**TASK INPUTS**.

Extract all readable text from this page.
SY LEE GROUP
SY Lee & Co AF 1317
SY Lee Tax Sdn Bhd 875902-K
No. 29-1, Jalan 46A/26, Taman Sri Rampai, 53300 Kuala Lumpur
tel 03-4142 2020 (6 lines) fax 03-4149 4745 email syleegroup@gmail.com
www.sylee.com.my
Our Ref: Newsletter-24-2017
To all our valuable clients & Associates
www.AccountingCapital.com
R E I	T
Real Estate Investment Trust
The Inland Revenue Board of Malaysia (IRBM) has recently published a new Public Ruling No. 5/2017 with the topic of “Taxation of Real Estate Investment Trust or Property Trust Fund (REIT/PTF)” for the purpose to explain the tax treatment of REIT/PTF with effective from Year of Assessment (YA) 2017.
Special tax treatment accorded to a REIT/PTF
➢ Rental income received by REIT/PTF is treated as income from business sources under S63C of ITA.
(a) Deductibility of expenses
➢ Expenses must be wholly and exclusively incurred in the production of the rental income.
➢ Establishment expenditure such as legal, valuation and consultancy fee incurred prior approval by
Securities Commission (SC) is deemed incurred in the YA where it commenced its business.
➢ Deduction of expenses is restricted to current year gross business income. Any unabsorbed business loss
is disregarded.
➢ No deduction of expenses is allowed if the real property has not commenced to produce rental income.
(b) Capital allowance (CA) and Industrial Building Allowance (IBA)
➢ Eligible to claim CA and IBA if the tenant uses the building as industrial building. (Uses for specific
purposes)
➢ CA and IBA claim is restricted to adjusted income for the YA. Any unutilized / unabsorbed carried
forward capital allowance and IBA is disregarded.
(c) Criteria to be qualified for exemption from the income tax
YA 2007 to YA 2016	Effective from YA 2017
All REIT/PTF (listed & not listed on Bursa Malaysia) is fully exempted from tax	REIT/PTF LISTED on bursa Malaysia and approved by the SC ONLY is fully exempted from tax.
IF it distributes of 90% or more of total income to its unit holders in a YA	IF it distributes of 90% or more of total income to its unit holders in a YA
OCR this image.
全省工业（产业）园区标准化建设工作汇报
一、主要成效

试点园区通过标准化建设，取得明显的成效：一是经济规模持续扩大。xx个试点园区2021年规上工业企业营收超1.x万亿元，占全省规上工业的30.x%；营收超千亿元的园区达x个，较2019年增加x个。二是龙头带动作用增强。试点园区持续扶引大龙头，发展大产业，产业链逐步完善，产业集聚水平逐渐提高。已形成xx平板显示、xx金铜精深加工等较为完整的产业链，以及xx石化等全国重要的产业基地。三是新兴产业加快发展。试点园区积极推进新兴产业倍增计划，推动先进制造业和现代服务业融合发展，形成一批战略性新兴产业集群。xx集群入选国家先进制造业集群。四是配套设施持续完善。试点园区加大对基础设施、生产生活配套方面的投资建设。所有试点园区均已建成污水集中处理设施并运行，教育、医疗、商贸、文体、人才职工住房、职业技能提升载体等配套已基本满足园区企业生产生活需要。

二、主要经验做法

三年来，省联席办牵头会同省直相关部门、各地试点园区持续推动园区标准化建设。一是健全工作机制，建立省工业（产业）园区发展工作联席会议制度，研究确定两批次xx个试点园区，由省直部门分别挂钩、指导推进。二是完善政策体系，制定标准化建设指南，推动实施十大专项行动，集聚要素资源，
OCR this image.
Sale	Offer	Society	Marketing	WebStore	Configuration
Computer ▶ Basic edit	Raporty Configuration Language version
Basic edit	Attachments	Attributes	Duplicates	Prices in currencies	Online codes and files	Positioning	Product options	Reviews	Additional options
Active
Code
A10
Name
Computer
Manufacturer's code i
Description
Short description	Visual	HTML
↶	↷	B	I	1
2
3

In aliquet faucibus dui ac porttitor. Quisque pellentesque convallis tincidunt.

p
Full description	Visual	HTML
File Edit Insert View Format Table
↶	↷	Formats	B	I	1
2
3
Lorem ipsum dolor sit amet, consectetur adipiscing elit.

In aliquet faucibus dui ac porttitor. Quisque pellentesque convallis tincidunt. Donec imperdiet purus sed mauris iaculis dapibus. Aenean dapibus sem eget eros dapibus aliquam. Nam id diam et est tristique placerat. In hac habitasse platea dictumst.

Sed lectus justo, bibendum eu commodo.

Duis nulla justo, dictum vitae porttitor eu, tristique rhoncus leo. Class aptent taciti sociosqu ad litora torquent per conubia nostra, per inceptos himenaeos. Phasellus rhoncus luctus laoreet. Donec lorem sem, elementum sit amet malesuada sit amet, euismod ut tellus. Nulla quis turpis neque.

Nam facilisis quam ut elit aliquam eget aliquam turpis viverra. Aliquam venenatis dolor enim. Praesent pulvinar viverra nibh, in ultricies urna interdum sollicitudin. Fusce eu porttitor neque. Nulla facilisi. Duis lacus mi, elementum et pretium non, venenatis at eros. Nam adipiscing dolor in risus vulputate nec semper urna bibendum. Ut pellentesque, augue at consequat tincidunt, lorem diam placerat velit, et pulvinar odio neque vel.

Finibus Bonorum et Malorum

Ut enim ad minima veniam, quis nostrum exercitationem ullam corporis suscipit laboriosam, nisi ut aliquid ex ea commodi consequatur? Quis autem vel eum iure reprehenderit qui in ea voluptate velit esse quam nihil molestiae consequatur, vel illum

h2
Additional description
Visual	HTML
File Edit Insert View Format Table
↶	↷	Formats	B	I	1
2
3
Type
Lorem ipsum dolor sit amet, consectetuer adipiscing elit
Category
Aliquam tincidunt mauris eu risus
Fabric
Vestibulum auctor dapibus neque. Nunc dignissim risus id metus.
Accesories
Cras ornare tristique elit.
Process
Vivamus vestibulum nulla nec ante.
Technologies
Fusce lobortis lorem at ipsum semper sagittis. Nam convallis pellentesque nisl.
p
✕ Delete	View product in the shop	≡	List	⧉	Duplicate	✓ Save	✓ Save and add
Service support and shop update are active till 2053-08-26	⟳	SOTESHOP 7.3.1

**GOAL**. Find every line that holds "ipsum" and copy it.

**CORRECT ANSWER**.
Lorem ipsum dolor sit amet, consectetur adipiscing elit.
Lorem ipsum dolor sit amet, consectetuer adipiscing elit
Fusce lobortis lorem at ipsum semper sagittis. Nam convallis pellentesque nisl.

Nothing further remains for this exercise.